▶ [Requirements]: Gather all lines in the entries that include the word "this".
***** Source data *****
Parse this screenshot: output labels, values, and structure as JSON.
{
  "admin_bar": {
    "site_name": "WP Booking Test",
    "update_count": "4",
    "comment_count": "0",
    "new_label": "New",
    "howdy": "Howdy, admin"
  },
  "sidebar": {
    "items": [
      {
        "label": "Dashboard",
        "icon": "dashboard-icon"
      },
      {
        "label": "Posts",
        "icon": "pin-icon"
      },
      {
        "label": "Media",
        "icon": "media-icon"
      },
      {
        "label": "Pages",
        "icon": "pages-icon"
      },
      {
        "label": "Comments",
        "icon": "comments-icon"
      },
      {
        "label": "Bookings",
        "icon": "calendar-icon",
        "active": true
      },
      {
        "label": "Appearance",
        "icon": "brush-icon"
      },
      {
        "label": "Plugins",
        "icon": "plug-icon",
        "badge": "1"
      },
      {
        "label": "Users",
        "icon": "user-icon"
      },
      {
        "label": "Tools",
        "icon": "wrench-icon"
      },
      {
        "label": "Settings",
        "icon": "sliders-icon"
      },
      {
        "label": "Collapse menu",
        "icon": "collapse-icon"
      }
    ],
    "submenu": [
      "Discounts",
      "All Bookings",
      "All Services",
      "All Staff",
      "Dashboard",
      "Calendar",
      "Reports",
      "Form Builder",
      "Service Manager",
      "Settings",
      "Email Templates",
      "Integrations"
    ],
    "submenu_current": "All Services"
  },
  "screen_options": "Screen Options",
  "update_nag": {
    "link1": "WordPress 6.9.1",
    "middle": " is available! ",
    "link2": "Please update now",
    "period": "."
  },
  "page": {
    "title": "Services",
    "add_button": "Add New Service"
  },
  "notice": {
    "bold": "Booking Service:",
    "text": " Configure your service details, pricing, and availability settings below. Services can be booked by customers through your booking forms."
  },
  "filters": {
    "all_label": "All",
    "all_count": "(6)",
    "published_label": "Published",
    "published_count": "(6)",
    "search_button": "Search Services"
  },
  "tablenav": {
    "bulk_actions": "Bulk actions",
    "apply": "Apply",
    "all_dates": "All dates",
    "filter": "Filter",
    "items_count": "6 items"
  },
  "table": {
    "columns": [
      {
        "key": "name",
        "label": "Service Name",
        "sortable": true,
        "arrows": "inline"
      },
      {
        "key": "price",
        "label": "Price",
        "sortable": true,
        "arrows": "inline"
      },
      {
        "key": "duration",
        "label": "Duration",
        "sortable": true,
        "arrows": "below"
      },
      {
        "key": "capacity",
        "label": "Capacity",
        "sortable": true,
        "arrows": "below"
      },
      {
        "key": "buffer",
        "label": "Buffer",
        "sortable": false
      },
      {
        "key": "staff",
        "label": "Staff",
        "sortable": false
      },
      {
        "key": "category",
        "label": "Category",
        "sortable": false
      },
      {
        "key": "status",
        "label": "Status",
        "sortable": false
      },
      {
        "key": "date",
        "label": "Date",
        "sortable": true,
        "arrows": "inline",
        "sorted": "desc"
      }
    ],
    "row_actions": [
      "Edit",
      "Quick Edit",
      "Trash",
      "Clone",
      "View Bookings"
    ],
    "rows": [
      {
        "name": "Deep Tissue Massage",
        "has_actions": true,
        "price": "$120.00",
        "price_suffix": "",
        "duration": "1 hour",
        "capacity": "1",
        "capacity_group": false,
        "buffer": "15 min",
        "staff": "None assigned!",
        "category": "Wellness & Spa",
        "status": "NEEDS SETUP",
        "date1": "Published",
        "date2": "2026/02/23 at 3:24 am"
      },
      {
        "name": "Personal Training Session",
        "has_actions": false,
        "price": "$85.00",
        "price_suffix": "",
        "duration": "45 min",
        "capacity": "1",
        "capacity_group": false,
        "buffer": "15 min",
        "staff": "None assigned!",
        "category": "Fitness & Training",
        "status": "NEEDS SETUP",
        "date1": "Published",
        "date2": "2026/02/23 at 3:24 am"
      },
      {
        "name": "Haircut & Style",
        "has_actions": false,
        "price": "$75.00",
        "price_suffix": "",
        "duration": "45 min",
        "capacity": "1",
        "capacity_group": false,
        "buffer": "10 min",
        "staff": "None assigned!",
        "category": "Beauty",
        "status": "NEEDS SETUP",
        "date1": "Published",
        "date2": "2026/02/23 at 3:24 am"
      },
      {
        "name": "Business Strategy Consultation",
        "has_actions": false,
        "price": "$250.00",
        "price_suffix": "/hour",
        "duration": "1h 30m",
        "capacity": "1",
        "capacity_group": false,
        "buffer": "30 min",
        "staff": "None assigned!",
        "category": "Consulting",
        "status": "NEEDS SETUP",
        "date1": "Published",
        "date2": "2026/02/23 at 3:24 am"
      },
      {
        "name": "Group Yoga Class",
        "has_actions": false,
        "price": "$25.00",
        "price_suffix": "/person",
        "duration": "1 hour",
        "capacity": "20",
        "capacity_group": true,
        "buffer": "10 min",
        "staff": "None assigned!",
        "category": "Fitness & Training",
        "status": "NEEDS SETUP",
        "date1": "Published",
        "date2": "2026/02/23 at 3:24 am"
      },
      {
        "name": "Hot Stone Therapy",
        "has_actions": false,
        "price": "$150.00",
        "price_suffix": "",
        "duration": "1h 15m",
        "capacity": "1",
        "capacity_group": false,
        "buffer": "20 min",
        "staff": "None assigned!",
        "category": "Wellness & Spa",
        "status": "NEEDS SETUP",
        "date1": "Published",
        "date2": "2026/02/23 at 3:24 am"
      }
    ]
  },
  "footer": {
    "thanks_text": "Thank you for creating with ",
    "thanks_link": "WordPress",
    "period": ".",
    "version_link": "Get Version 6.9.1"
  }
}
*****
***** Source data *****
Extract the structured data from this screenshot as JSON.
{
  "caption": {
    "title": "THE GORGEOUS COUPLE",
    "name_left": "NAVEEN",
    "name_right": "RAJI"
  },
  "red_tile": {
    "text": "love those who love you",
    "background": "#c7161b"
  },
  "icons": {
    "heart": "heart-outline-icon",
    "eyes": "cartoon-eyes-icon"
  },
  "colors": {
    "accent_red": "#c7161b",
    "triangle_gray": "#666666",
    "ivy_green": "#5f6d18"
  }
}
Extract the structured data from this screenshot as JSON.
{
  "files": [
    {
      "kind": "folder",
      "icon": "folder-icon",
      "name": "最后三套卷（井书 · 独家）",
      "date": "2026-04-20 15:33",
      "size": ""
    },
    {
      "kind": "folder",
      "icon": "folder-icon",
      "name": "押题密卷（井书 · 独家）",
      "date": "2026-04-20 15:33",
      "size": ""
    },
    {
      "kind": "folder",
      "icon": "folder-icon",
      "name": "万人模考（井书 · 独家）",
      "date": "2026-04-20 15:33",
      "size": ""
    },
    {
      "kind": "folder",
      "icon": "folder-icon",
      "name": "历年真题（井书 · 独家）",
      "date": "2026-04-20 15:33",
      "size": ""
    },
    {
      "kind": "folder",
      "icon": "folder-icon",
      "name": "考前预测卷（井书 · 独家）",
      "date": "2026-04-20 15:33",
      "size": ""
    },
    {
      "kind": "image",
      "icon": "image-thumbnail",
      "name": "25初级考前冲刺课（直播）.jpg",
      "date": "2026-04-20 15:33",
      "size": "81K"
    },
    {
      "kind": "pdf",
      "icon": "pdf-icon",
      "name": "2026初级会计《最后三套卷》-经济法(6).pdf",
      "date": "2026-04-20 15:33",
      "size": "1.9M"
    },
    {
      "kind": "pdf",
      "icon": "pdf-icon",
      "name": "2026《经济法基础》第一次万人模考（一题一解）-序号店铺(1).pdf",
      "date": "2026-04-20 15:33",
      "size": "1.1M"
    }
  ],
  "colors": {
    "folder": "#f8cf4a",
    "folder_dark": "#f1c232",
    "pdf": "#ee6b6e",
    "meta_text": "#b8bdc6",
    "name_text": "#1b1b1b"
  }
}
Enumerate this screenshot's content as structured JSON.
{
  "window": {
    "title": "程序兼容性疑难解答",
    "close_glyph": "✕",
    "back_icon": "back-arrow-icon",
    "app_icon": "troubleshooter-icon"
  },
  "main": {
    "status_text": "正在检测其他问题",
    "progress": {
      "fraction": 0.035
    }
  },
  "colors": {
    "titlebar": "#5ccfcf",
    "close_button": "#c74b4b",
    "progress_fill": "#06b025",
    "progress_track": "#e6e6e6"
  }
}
*****
▶ [Answer to the problem]:
Parse this screenshot: output labels, values, and structure as JSON.
Extract the structured data from this screenshot as JSON.
Extract the structured data from this screenshot as JSON.
Enumerate this screenshot's content as structured JSON.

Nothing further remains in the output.